_Required work_
Give back all the data exactly, line by line.

_Records to process_

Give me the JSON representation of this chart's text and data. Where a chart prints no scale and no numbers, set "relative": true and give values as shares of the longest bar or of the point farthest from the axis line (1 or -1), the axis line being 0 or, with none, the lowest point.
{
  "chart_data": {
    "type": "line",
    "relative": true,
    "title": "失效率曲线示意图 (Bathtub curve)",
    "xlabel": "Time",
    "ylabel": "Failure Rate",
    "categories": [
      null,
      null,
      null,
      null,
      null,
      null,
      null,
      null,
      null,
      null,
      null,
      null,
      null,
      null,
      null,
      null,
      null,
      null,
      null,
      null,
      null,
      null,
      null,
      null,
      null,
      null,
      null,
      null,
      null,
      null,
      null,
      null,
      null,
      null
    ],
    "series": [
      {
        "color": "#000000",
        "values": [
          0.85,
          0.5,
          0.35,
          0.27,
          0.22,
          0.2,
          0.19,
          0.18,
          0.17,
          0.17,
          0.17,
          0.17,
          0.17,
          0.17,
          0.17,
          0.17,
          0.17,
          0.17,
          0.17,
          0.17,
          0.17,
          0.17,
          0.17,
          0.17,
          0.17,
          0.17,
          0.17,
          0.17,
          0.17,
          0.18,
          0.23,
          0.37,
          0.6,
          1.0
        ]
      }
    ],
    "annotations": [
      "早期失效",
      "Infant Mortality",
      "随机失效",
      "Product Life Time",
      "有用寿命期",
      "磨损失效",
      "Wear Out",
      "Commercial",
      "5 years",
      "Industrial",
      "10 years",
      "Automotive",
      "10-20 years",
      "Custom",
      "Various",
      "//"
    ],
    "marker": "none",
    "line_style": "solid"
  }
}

_Finished task_
Give me the JSON representation of this chart's text and data. Where a chart prints no scale and no numbers, set "relative": true and give values as shares of the longest bar or of the point farthest from the axis line (1 or -1), the axis line being 0 or, with none, the lowest point.
{
  "chart_data": {
    "type": "line",
    "relative": true,
    "title": "失效率曲线示意图 (Bathtub curve)",
    "xlabel": "Time",
    "ylabel": "Failure Rate",
    "categories": [
      null,
      null,
      null,
      null,
      null,
      null,
      null,
      null,
      null,
      null,
      null,
      null,
      null,
      null,
      null,
      null,
      null,
      null,
      null,
      null,
      null,
      null,
      null,
      null,
      null,
      null,
      null,
      null,
      null,
      null,
      null,
      null,
      null,
      null
    ],
    "series": [
      {
        "color": "#000000",
        "values": [
          0.85,
          0.5,
          0.35,
          0.27,
          0.22,
          0.2,
          0.19,
          0.18,
          0.17,
          0.17,
          0.17,
          0.17,
          0.17,
          0.17,
          0.17,
          0.17,
          0.17,
          0.17,
          0.17,
          0.17,
          0.17,
          0.17,
          0.17,
          0.17,
          0.17,
          0.17,
          0.17,
          0.17,
          0.17,
          0.18,
          0.23,
          0.37,
          0.6,
          1.0
        ]
      }
    ],
    "annotations": [
      "早期失效",
      "Infant Mortality",
      "随机失效",
      "Product Life Time",
      "有用寿命期",
      "磨损失效",
      "Wear Out",
      "Commercial",
      "5 years",
      "Industrial",
      "10 years",
      "Automotive",
      "10-20 years",
      "Custom",
      "Various",
      "//"
    ],
    "marker": "none",
    "line_style": "solid"
  }
}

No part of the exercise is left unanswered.